◆ PROMPT ◆
Retype the whole listing verbatim and keep the pictures out of it.

◆ MATERIAL TO PROCESS ◆

-- -- --

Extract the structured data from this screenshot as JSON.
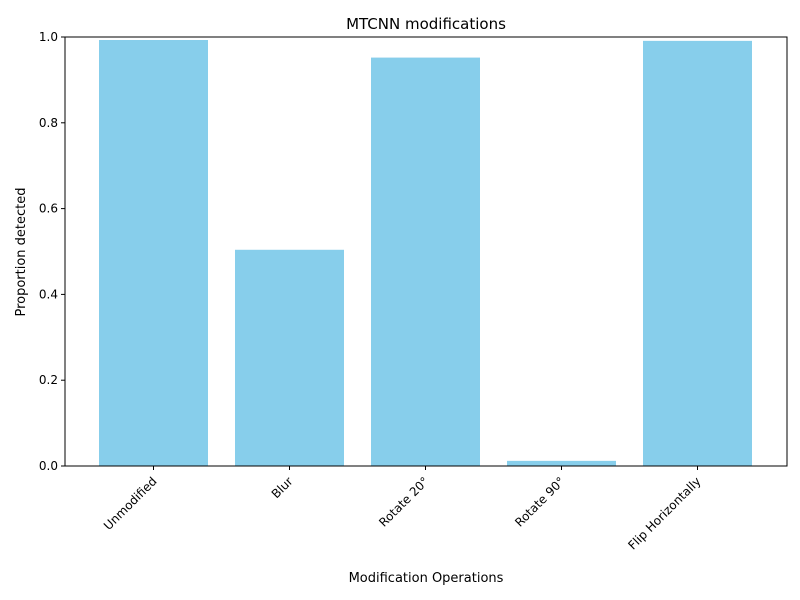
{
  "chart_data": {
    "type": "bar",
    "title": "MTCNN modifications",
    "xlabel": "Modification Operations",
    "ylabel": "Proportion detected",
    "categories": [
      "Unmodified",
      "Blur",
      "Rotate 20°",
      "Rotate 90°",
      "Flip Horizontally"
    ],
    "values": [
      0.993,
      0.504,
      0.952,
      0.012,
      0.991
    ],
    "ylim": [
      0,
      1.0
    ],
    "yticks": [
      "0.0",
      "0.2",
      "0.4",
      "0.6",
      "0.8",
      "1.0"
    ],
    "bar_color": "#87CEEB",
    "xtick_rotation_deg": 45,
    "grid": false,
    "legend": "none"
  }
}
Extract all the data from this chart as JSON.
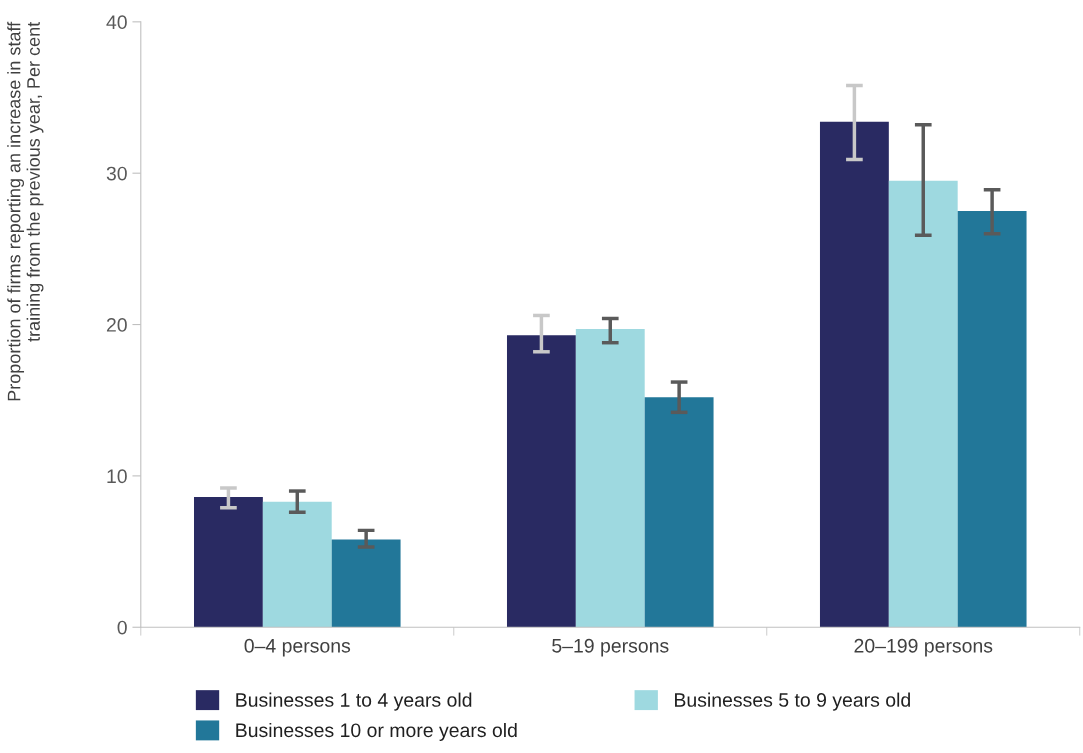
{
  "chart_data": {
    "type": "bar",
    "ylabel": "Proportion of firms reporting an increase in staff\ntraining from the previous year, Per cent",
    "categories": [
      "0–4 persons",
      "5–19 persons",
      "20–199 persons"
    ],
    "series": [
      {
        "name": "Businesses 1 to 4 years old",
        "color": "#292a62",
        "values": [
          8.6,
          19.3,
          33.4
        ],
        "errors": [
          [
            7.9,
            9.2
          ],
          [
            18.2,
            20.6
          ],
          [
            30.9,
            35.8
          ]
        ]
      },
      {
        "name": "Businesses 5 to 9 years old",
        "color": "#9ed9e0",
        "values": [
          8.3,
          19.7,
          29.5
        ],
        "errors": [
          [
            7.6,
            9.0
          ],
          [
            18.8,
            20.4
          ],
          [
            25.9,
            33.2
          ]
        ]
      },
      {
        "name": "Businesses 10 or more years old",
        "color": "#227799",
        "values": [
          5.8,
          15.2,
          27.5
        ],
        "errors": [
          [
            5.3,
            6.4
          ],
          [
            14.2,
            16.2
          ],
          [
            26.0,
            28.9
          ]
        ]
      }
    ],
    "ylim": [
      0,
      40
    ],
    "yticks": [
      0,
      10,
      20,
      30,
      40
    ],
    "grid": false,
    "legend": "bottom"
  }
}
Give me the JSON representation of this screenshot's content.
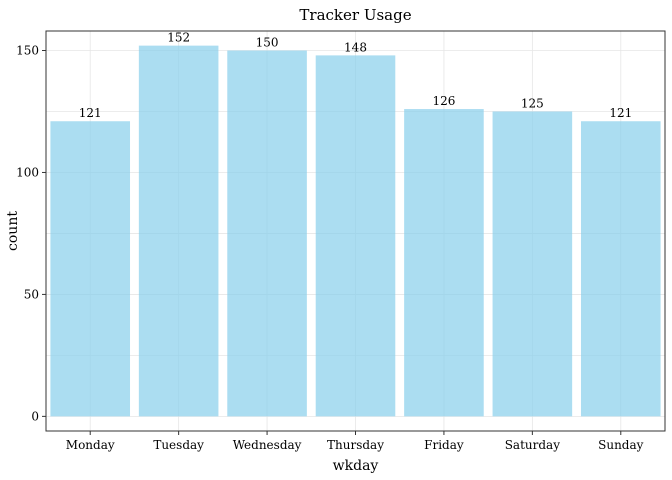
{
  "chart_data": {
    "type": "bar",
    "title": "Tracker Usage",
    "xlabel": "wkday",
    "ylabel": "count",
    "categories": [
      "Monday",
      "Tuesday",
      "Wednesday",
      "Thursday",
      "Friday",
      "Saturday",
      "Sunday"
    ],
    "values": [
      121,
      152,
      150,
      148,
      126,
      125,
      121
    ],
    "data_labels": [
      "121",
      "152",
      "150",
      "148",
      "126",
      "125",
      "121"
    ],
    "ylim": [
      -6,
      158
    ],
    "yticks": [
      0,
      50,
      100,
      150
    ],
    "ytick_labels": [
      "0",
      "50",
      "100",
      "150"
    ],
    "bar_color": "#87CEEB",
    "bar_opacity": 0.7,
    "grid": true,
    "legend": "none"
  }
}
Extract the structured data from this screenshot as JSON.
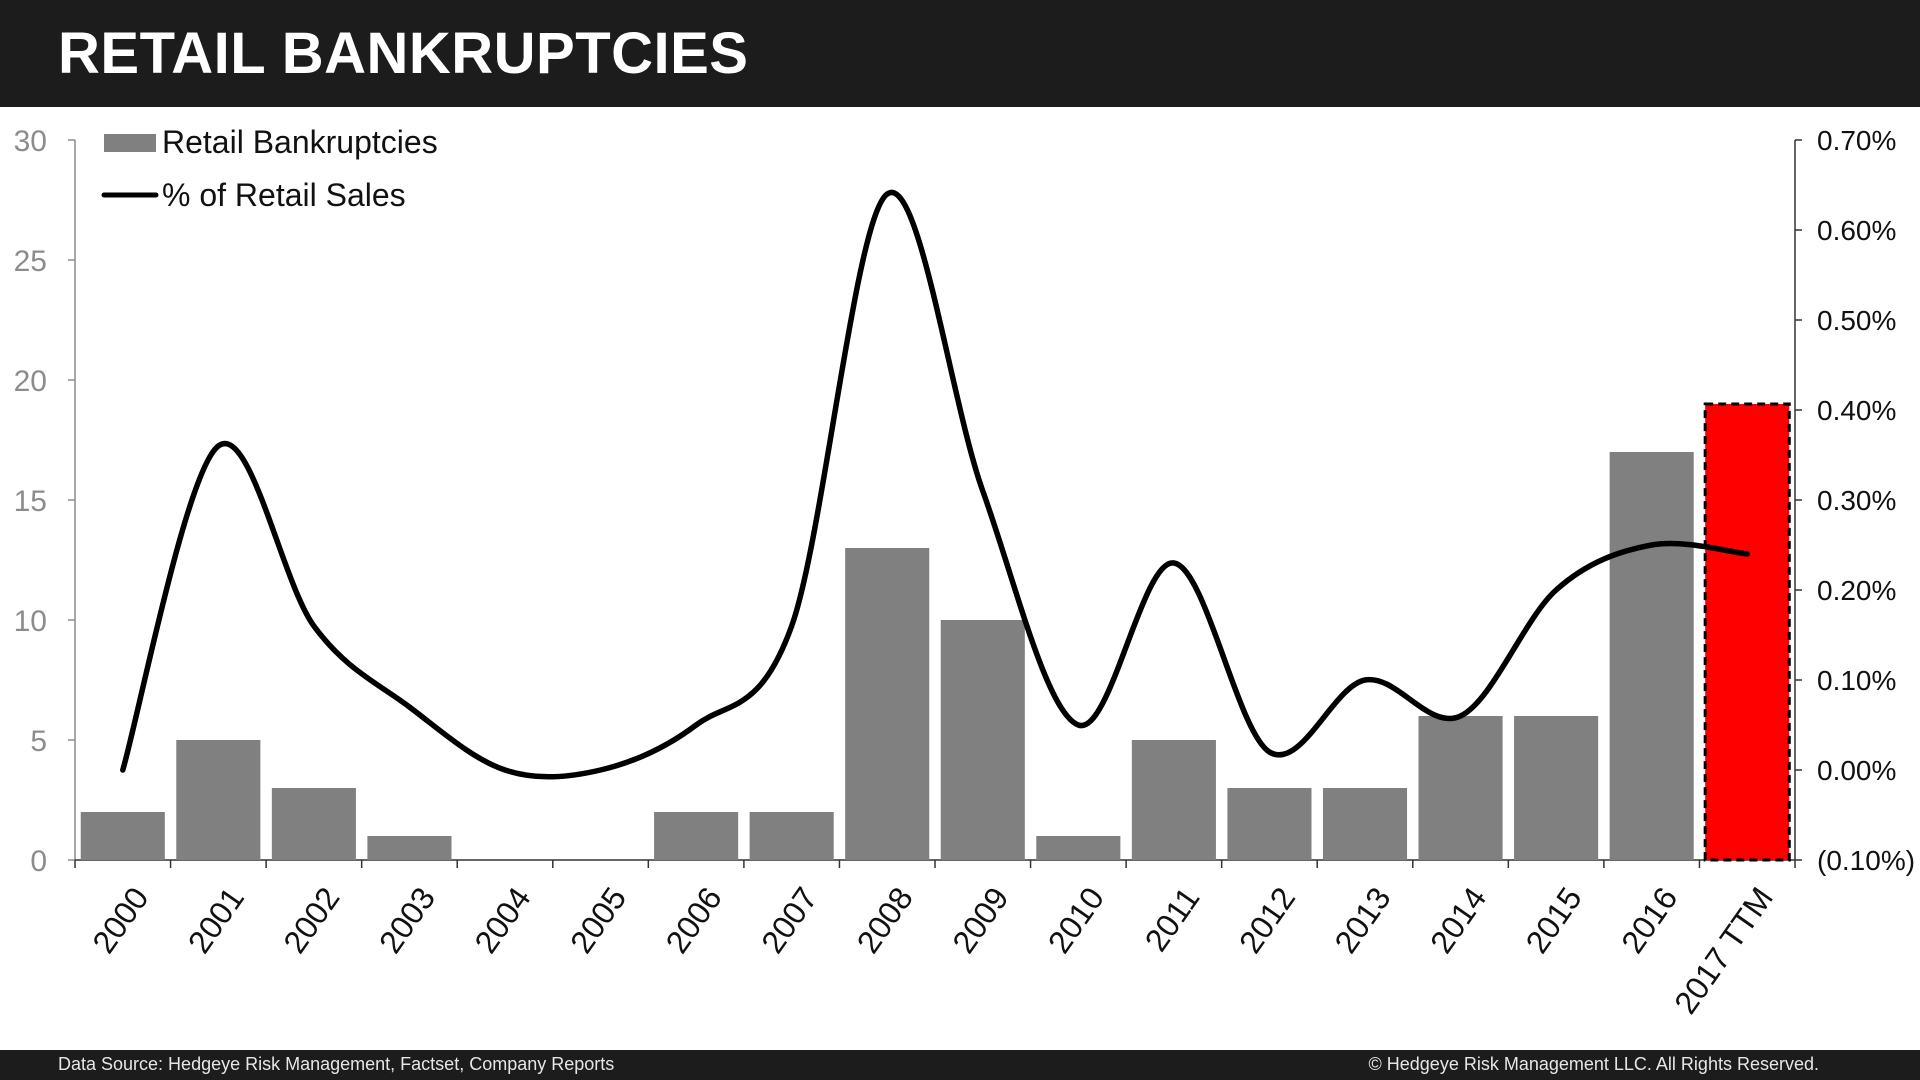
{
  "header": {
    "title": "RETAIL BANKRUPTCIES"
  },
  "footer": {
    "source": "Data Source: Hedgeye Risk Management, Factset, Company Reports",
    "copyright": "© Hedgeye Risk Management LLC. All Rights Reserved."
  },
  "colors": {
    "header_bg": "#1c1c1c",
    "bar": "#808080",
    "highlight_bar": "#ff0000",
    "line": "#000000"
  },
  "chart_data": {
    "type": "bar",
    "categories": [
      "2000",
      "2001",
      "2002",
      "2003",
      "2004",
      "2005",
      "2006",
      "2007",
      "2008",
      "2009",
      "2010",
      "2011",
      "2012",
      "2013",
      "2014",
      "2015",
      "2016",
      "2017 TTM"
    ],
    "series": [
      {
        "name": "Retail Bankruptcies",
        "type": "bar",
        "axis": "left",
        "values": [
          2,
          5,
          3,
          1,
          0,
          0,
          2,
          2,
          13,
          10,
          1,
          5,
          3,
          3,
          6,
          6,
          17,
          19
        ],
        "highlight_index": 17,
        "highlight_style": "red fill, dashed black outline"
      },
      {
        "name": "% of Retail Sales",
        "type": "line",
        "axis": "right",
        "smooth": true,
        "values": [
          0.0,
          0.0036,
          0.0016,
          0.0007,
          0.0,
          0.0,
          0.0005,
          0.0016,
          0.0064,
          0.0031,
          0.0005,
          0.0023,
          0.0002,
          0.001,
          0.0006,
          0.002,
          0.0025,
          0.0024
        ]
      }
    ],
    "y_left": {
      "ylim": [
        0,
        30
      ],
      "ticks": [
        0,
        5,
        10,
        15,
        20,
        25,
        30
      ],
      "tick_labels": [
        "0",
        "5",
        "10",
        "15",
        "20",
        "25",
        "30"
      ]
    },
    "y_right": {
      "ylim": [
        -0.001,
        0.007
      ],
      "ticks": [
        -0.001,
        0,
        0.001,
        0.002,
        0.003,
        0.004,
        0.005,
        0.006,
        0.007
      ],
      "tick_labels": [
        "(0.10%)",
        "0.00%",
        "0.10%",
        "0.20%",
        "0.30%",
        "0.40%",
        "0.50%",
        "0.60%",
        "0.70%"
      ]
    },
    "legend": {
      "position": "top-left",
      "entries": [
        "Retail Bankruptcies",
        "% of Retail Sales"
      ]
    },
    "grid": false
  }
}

-- -- --

◆ THE ANSWER ◆
Extract the structured data from this screenshot as JSON.
{
  "chart_data": {
    "type": "bar",
    "title": "MTCNN modifications",
    "xlabel": "Modification Operations",
    "ylabel": "Proportion detected",
    "categories": [
      "Unmodified",
      "Blur",
      "Rotate 20°",
      "Rotate 90°",
      "Flip Horizontally"
    ],
    "values": [
      0.993,
      0.504,
      0.952,
      0.012,
      0.991
    ],
    "ylim": [
      0,
      1.0
    ],
    "yticks": [
      "0.0",
      "0.2",
      "0.4",
      "0.6",
      "0.8",
      "1.0"
    ],
    "bar_color": "#87CEEB",
    "xtick_rotation_deg": 45,
    "grid": false,
    "legend": "none"
  }
}
Extract all the data from this chart as JSON.
{
  "chart_data": {
    "type": "bar",
    "ylabel": "Proportion of firms reporting an increase in staff\ntraining from the previous year, Per cent",
    "categories": [
      "0–4 persons",
      "5–19 persons",
      "20–199 persons"
    ],
    "series": [
      {
        "name": "Businesses 1 to 4 years old",
        "color": "#292a62",
        "values": [
          8.6,
          19.3,
          33.4
        ],
        "errors": [
          [
            7.9,
            9.2
          ],
          [
            18.2,
            20.6
          ],
          [
            30.9,
            35.8
          ]
        ]
      },
      {
        "name": "Businesses 5 to 9 years old",
        "color": "#9ed9e0",
        "values": [
          8.3,
          19.7,
          29.5
        ],
        "errors": [
          [
            7.6,
            9.0
          ],
          [
            18.8,
            20.4
          ],
          [
            25.9,
            33.2
          ]
        ]
      },
      {
        "name": "Businesses 10 or more years old",
        "color": "#227799",
        "values": [
          5.8,
          15.2,
          27.5
        ],
        "errors": [
          [
            5.3,
            6.4
          ],
          [
            14.2,
            16.2
          ],
          [
            26.0,
            28.9
          ]
        ]
      }
    ],
    "ylim": [
      0,
      40
    ],
    "yticks": [
      0,
      10,
      20,
      30,
      40
    ],
    "grid": false,
    "legend": "bottom"
  }
}
Give me the JSON representation of this screenshot's content.
{
  "chart_data": {
    "type": "bar",
    "title": "Tracker Usage",
    "xlabel": "wkday",
    "ylabel": "count",
    "categories": [
      "Monday",
      "Tuesday",
      "Wednesday",
      "Thursday",
      "Friday",
      "Saturday",
      "Sunday"
    ],
    "values": [
      121,
      152,
      150,
      148,
      126,
      125,
      121
    ],
    "data_labels": [
      "121",
      "152",
      "150",
      "148",
      "126",
      "125",
      "121"
    ],
    "ylim": [
      -6,
      158
    ],
    "yticks": [
      0,
      50,
      100,
      150
    ],
    "ytick_labels": [
      "0",
      "50",
      "100",
      "150"
    ],
    "bar_color": "#87CEEB",
    "bar_opacity": 0.7,
    "grid": true,
    "legend": "none"
  }
}
Extract the structured data from this screenshot as JSON.
{
  "header": {
    "title": "RETAIL BANKRUPTCIES"
  },
  "footer": {
    "source": "Data Source: Hedgeye Risk Management, Factset, Company Reports",
    "copyright": "© Hedgeye Risk Management LLC. All Rights Reserved."
  },
  "colors": {
    "header_bg": "#1c1c1c",
    "bar": "#808080",
    "highlight_bar": "#ff0000",
    "line": "#000000"
  },
  "chart_data": {
    "type": "bar",
    "categories": [
      "2000",
      "2001",
      "2002",
      "2003",
      "2004",
      "2005",
      "2006",
      "2007",
      "2008",
      "2009",
      "2010",
      "2011",
      "2012",
      "2013",
      "2014",
      "2015",
      "2016",
      "2017 TTM"
    ],
    "series": [
      {
        "name": "Retail Bankruptcies",
        "type": "bar",
        "axis": "left",
        "values": [
          2,
          5,
          3,
          1,
          0,
          0,
          2,
          2,
          13,
          10,
          1,
          5,
          3,
          3,
          6,
          6,
          17,
          19
        ],
        "highlight_index": 17,
        "highlight_style": "red fill, dashed black outline"
      },
      {
        "name": "% of Retail Sales",
        "type": "line",
        "axis": "right",
        "smooth": true,
        "values": [
          0.0,
          0.0036,
          0.0016,
          0.0007,
          0.0,
          0.0,
          0.0005,
          0.0016,
          0.0064,
          0.0031,
          0.0005,
          0.0023,
          0.0002,
          0.001,
          0.0006,
          0.002,
          0.0025,
          0.0024
        ]
      }
    ],
    "y_left": {
      "ylim": [
        0,
        30
      ],
      "ticks": [
        0,
        5,
        10,
        15,
        20,
        25,
        30
      ],
      "tick_labels": [
        "0",
        "5",
        "10",
        "15",
        "20",
        "25",
        "30"
      ]
    },
    "y_right": {
      "ylim": [
        -0.001,
        0.007
      ],
      "ticks": [
        -0.001,
        0,
        0.001,
        0.002,
        0.003,
        0.004,
        0.005,
        0.006,
        0.007
      ],
      "tick_labels": [
        "(0.10%)",
        "0.00%",
        "0.10%",
        "0.20%",
        "0.30%",
        "0.40%",
        "0.50%",
        "0.60%",
        "0.70%"
      ]
    },
    "legend": {
      "position": "top-left",
      "entries": [
        "Retail Bankruptcies",
        "% of Retail Sales"
      ]
    },
    "grid": false
  }
}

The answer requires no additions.